SET EXERCISE: Return the listing below word for word.

======== DATA ROWS

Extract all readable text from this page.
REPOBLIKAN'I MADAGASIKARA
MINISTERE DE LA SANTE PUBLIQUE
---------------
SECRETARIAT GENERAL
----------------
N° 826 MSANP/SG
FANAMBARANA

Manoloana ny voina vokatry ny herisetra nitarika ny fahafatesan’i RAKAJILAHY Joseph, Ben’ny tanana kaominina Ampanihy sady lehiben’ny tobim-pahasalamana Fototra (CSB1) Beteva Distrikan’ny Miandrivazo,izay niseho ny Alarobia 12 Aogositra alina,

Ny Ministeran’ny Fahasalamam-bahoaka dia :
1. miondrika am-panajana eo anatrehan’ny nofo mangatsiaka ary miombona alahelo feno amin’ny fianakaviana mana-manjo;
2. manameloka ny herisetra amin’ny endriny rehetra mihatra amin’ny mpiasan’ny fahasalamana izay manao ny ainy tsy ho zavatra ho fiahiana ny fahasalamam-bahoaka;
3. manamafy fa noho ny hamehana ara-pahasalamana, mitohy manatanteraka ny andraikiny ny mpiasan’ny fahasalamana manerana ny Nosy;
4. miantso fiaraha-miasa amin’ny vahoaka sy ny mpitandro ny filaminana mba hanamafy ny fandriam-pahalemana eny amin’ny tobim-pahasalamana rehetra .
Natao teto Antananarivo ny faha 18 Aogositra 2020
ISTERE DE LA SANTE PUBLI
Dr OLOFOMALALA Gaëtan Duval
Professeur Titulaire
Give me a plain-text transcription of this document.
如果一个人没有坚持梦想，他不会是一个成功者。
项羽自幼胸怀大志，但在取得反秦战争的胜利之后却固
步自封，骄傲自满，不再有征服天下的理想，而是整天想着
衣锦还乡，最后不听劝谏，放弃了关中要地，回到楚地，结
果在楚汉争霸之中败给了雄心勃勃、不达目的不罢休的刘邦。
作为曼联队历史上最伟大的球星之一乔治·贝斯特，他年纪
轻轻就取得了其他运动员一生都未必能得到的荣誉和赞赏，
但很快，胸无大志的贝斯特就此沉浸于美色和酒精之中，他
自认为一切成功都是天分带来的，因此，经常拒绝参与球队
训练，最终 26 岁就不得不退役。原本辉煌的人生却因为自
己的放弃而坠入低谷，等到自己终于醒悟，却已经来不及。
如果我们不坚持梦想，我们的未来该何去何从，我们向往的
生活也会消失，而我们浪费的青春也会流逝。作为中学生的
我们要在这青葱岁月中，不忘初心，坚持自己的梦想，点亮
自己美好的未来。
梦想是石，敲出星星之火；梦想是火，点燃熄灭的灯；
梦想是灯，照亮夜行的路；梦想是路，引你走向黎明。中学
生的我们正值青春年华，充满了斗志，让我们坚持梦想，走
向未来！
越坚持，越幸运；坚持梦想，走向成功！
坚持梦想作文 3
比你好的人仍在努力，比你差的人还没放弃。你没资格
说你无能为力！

================

PROBLEM SOLUTION:
Extract all readable text from this page.
REPOBLIKAN'I MADAGASIKARA
MINISTERE DE LA SANTE PUBLIQUE
---------------
SECRETARIAT GENERAL
----------------
N° 826 MSANP/SG
FANAMBARANA

Manoloana ny voina vokatry ny herisetra nitarika ny fahafatesan’i RAKAJILAHY Joseph, Ben’ny tanana kaominina Ampanihy sady lehiben’ny tobim-pahasalamana Fototra (CSB1) Beteva Distrikan’ny Miandrivazo,izay niseho ny Alarobia 12 Aogositra alina,

Ny Ministeran’ny Fahasalamam-bahoaka dia :
1. miondrika am-panajana eo anatrehan’ny nofo mangatsiaka ary miombona alahelo feno amin’ny fianakaviana mana-manjo;
2. manameloka ny herisetra amin’ny endriny rehetra mihatra amin’ny mpiasan’ny fahasalamana izay manao ny ainy tsy ho zavatra ho fiahiana ny fahasalamam-bahoaka;
3. manamafy fa noho ny hamehana ara-pahasalamana, mitohy manatanteraka ny andraikiny ny mpiasan’ny fahasalamana manerana ny Nosy;
4. miantso fiaraha-miasa amin’ny vahoaka sy ny mpitandro ny filaminana mba hanamafy ny fandriam-pahalemana eny amin’ny tobim-pahasalamana rehetra .
Natao teto Antananarivo ny faha 18 Aogositra 2020
ISTERE DE LA SANTE PUBLI
Dr OLOFOMALALA Gaëtan Duval
Professeur Titulaire
Give me a plain-text transcription of this document.
如果一个人没有坚持梦想，他不会是一个成功者。
项羽自幼胸怀大志，但在取得反秦战争的胜利之后却固
步自封，骄傲自满，不再有征服天下的理想，而是整天想着
衣锦还乡，最后不听劝谏，放弃了关中要地，回到楚地，结
果在楚汉争霸之中败给了雄心勃勃、不达目的不罢休的刘邦。
作为曼联队历史上最伟大的球星之一乔治·贝斯特，他年纪
轻轻就取得了其他运动员一生都未必能得到的荣誉和赞赏，
但很快，胸无大志的贝斯特就此沉浸于美色和酒精之中，他
自认为一切成功都是天分带来的，因此，经常拒绝参与球队
训练，最终 26 岁就不得不退役。原本辉煌的人生却因为自
己的放弃而坠入低谷，等到自己终于醒悟，却已经来不及。
如果我们不坚持梦想，我们的未来该何去何从，我们向往的
生活也会消失，而我们浪费的青春也会流逝。作为中学生的
我们要在这青葱岁月中，不忘初心，坚持自己的梦想，点亮
自己美好的未来。
梦想是石，敲出星星之火；梦想是火，点燃熄灭的灯；
梦想是灯，照亮夜行的路；梦想是路，引你走向黎明。中学
生的我们正值青春年华，充满了斗志，让我们坚持梦想，走
向未来！
越坚持，越幸运；坚持梦想，走向成功！
坚持梦想作文 3
比你好的人仍在努力，比你差的人还没放弃。你没资格
说你无能为力！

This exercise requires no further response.